Feeling dropped off in the dust by his publisher with no new best seller in sight, the author of "One Flew Over the Cuckoo's Nest" and "Sometimes a Great Notion" is undaunted.
He's hitting the road again with his band of pals, the Merry Pranksters, taking the latest incarnation of his magic bus on a "Search for Merlin" tour of Great Britain to celebrate the last solar eclipse of the millennium. Along the way, he's creating an ending and a wider audience for these old home movies.
"It's like (Jerry) Garcia said, 'The '60s ain't over 'til the fat lady gets high,'" Kesey laughed.
Sitting before a pair of video monitors where he edits the reel-upon-reel of film transferred to tape from the bus trip that became an icon of the '60s, Kesey, 63, still gets a kick out of watching the stream-of-consciousness rap-babble of "On The Road" wheelman Neal Cassidy.
"There's something about Cassidy that keeps this nation moving and meeting itself," Kesey marveled as he watched the man immortalized in Jack Kerouac's novel of another cross-country ramble get up from the wheel, leaving the bus to find its own path through the desert for a while.

-*-

Return the part of the Kesey passage that begins with the words "Feeling dropped off" and ends with "old home movies.", copied exactly.

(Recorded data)
-*-

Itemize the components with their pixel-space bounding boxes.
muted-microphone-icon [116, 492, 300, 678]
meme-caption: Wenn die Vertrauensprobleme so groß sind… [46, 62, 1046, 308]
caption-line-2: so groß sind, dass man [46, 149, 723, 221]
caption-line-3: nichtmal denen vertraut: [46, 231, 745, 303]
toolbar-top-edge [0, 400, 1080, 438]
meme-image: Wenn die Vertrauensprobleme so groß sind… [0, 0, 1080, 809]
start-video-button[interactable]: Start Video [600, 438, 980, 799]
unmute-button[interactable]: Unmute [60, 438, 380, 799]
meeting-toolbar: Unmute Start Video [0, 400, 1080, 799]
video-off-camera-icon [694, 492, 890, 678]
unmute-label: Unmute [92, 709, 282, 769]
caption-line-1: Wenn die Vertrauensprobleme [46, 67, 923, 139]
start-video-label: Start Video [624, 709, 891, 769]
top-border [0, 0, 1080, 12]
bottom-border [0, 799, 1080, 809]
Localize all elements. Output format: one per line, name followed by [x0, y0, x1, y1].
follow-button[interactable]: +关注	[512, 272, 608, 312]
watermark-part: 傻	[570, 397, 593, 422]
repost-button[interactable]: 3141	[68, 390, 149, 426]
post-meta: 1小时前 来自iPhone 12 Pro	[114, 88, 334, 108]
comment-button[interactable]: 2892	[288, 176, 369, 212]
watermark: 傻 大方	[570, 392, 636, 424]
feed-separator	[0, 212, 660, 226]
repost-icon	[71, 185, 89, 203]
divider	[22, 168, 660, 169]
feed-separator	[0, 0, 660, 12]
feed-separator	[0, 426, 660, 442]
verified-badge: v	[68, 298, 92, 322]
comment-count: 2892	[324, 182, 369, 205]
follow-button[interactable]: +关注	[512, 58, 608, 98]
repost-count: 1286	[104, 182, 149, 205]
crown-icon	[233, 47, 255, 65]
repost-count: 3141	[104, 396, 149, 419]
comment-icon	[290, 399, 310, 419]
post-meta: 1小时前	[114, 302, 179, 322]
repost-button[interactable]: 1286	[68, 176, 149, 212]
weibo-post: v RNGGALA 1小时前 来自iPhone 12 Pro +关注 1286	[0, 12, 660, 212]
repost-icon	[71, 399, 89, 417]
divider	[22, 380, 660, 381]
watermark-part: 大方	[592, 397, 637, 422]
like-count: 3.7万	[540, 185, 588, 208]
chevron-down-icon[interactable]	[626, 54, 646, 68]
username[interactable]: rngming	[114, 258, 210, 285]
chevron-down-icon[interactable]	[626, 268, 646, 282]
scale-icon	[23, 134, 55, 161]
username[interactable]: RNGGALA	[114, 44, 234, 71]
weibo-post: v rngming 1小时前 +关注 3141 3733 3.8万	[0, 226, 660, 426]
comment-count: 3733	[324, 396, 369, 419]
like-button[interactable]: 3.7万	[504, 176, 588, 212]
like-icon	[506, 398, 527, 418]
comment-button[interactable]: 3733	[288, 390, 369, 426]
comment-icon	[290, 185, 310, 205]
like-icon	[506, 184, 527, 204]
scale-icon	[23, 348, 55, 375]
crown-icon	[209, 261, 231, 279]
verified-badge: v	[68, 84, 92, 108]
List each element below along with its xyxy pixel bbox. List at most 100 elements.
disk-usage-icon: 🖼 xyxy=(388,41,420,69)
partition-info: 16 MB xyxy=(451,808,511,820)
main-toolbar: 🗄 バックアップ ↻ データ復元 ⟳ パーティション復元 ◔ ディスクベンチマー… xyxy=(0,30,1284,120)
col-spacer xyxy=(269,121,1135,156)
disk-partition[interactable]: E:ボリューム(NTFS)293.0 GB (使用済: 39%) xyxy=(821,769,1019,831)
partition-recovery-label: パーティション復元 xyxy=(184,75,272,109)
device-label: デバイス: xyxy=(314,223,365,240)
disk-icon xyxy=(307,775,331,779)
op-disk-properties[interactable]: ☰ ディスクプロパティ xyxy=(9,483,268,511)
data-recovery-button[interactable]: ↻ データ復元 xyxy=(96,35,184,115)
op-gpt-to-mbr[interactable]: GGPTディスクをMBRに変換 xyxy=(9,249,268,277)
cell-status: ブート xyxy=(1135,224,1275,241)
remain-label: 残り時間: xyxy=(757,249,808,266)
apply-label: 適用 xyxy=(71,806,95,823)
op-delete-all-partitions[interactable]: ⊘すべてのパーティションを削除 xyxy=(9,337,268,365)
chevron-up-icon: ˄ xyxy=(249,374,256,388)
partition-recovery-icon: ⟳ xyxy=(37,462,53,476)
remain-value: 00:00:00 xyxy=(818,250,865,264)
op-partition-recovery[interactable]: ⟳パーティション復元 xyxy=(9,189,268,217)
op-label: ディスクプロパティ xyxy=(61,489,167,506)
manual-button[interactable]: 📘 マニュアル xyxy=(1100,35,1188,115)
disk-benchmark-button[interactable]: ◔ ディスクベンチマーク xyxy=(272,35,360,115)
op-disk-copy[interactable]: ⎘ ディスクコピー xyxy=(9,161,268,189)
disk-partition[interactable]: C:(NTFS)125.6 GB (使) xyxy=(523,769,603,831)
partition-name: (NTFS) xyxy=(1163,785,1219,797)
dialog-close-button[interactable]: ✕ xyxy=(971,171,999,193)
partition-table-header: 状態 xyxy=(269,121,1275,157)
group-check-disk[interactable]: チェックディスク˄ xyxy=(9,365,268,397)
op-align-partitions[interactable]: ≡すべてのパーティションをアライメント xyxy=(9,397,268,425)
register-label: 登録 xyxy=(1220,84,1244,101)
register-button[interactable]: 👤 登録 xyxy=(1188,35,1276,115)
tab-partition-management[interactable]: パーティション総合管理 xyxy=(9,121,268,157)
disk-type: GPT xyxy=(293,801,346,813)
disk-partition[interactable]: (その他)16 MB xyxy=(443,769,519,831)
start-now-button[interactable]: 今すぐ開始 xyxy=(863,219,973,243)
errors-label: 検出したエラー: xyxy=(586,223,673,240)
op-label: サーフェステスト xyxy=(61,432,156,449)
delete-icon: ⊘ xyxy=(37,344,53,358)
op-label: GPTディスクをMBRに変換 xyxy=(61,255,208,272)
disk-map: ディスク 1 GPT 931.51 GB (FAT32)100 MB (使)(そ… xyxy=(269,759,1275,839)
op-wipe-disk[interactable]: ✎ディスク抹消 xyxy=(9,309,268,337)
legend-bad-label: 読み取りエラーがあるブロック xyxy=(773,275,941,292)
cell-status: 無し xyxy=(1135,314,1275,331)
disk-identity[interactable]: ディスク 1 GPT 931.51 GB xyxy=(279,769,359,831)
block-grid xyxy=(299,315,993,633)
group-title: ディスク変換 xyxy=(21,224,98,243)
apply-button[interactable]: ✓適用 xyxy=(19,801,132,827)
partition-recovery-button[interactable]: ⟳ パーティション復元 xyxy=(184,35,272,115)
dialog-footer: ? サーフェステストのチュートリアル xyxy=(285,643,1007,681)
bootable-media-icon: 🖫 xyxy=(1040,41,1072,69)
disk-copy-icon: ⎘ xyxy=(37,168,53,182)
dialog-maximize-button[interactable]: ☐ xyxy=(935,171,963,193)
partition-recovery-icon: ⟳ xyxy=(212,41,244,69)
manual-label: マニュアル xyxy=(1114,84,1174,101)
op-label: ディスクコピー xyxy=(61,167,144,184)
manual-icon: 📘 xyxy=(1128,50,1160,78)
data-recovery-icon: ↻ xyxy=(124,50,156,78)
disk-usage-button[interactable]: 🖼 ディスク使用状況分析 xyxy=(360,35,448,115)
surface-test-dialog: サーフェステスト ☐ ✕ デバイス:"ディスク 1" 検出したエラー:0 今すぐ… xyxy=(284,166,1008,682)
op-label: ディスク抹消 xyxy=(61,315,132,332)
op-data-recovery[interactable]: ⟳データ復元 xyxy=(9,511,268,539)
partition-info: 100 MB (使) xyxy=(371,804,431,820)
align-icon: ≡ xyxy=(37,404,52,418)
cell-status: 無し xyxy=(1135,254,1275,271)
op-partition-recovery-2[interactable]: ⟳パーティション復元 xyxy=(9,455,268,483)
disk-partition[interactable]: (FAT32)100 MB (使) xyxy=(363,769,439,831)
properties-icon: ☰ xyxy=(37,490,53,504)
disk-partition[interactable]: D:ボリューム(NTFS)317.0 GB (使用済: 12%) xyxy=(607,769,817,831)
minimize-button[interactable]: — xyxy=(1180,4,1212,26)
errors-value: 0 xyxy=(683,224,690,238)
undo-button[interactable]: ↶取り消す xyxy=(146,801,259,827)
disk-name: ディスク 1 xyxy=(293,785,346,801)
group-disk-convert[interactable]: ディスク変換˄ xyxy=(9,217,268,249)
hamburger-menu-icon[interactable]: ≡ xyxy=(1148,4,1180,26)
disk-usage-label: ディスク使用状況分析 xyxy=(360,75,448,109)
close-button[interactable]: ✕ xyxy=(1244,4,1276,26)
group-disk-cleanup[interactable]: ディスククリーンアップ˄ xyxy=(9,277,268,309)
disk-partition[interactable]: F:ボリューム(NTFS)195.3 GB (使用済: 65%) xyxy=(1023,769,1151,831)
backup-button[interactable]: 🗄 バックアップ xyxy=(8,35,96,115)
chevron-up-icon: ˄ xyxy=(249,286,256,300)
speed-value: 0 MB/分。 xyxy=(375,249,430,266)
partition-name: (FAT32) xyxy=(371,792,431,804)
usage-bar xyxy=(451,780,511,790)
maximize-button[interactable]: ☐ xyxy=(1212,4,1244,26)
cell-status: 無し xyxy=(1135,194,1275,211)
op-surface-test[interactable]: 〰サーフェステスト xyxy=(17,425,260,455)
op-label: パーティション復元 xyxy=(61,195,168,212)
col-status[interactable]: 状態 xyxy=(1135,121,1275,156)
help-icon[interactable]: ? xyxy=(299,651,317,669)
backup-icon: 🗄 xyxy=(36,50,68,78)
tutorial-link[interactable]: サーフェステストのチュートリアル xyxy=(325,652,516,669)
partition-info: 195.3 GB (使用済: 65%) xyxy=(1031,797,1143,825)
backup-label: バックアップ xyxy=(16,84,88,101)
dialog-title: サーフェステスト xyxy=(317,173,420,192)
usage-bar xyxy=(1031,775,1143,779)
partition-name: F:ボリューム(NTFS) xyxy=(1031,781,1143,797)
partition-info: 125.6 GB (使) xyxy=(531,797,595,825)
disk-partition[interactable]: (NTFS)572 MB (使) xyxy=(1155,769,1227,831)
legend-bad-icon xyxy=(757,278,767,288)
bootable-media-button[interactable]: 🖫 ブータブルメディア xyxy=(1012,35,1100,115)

-*-

Response:
Feeling dropped off in the dust by his publisher with no new best seller in sight, the author of "One Flew Over the Cuckoo's Nest" and "Sometimes a Great Notion" is undaunted.
He's hitting the road again with his band of pals, the Merry Pranksters, taking the latest incarnation of his magic bus on a "Search for Merlin" tour of Great Britain to celebrate the last solar eclipse of the millennium. Along the way, he's creating an ending and a wider audience for these old home movies.